INPUT ROWS ▸

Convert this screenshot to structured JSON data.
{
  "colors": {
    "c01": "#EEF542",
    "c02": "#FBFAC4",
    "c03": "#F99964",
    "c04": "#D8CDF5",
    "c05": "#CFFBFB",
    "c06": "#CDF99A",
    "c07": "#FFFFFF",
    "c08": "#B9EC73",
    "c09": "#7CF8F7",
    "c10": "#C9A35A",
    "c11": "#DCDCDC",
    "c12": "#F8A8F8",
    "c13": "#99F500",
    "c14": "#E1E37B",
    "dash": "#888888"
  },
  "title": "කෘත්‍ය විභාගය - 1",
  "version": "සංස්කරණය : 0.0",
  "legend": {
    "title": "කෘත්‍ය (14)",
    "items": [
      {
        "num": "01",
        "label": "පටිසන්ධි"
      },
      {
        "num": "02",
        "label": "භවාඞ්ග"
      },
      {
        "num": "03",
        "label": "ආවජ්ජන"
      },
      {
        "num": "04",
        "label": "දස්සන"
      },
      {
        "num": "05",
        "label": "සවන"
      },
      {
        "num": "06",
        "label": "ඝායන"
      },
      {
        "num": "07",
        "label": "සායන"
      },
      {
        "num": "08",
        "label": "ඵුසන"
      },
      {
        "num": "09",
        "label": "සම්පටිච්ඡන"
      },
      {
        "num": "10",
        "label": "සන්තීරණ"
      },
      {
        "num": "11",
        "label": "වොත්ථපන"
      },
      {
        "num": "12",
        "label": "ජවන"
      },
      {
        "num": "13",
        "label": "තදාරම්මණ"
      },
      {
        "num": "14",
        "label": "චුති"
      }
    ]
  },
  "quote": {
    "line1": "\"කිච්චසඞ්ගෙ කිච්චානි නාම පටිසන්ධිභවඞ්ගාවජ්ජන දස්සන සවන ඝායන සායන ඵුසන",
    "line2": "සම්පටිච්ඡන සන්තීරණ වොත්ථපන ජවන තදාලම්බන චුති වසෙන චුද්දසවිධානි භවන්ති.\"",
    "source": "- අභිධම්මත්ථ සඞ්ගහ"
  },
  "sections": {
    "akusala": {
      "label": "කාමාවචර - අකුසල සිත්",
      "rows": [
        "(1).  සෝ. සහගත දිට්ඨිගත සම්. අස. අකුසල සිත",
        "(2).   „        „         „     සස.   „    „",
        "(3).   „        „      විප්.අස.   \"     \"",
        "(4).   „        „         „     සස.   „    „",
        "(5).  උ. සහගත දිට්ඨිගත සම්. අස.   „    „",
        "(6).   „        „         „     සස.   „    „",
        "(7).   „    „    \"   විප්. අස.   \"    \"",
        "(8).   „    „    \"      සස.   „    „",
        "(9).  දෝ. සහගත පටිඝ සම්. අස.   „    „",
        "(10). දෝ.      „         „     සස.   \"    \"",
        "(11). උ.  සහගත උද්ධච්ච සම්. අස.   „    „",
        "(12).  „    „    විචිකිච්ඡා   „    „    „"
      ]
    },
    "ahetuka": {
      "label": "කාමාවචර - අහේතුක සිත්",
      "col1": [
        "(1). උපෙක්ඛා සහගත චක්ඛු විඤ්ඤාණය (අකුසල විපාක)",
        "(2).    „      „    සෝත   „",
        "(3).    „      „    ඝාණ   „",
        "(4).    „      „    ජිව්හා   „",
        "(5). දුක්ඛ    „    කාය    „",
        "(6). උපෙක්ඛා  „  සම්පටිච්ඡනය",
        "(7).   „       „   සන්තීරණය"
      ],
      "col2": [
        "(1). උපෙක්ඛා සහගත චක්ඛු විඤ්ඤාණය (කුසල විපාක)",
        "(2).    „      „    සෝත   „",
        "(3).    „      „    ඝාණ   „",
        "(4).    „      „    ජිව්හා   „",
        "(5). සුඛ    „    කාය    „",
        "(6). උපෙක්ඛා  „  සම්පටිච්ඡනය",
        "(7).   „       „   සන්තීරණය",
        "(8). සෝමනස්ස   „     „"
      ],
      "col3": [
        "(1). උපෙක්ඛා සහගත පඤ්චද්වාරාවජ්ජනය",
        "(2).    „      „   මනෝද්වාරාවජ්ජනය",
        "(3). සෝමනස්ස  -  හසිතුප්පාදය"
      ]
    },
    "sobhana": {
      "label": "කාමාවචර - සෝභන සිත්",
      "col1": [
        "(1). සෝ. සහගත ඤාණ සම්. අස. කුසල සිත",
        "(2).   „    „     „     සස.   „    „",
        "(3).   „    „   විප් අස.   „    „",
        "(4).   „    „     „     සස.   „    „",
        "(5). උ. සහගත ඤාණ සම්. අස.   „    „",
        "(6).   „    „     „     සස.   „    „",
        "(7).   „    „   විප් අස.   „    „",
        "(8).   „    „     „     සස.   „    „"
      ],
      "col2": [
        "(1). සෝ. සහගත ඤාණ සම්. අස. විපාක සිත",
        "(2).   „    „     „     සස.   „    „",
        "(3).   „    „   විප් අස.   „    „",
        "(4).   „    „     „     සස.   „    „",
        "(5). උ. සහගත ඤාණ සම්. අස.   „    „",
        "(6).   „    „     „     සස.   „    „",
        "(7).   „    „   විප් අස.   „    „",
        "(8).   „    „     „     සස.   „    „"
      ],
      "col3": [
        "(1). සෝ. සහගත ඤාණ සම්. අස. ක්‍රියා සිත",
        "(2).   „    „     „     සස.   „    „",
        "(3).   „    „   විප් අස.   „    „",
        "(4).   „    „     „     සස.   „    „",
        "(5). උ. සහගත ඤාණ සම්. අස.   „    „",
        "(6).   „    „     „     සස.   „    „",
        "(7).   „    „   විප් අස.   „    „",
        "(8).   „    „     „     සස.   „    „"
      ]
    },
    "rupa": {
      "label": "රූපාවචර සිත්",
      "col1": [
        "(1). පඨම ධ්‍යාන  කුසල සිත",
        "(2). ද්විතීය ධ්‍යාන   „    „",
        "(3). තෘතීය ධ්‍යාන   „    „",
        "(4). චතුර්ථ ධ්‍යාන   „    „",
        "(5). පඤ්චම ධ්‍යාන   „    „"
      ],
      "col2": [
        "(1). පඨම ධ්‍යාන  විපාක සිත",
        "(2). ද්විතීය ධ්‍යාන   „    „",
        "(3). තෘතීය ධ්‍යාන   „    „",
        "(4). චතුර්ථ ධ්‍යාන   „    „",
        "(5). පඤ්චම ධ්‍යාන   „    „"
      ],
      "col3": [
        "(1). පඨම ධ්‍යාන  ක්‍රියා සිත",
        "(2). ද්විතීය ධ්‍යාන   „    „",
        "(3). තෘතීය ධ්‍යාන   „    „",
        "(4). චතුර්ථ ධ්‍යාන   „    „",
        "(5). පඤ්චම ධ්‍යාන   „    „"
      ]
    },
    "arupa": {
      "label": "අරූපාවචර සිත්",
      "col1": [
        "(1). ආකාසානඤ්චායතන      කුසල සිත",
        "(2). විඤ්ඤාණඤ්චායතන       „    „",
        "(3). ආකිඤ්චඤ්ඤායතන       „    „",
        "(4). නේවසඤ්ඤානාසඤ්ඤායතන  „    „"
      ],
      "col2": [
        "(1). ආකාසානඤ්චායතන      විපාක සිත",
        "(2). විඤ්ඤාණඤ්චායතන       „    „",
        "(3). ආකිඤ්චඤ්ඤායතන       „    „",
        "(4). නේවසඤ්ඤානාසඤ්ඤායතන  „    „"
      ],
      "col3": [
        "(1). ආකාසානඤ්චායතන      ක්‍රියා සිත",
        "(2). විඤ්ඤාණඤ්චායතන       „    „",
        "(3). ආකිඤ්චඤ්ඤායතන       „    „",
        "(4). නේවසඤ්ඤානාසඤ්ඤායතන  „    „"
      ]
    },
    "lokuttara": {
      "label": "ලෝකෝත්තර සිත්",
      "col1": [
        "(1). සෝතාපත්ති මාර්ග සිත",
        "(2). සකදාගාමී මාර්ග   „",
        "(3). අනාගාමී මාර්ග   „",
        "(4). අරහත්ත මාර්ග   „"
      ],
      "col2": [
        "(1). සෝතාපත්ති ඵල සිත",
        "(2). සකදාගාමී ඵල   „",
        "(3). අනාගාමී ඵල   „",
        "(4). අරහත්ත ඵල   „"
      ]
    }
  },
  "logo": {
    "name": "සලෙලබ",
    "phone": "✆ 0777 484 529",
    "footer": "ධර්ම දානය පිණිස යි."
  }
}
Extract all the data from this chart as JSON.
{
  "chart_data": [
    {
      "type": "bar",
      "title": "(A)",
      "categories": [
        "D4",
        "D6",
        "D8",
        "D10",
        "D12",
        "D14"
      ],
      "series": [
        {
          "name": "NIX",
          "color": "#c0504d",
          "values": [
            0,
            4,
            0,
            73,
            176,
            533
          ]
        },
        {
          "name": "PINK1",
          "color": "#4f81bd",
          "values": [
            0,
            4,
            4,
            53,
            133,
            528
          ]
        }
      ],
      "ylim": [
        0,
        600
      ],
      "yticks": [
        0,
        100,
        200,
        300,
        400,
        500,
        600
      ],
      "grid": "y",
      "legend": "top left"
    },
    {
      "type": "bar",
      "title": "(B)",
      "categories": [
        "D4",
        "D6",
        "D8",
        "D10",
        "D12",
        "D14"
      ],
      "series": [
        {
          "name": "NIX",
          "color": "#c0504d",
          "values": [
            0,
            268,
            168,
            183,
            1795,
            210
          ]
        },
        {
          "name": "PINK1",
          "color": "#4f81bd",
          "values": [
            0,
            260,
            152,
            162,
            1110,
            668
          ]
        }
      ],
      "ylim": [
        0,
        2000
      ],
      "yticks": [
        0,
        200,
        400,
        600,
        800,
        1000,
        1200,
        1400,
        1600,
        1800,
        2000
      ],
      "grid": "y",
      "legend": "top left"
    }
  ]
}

WRITTEN TASK ▸ Which lines hold the word "title"? Show each one.

IN RESPONSE ▸
  "title": "කෘත්‍ය විභාගය - 1",
    "title": "කෘත්‍ය (14)",
      "title": "(A)",
      "title": "(B)",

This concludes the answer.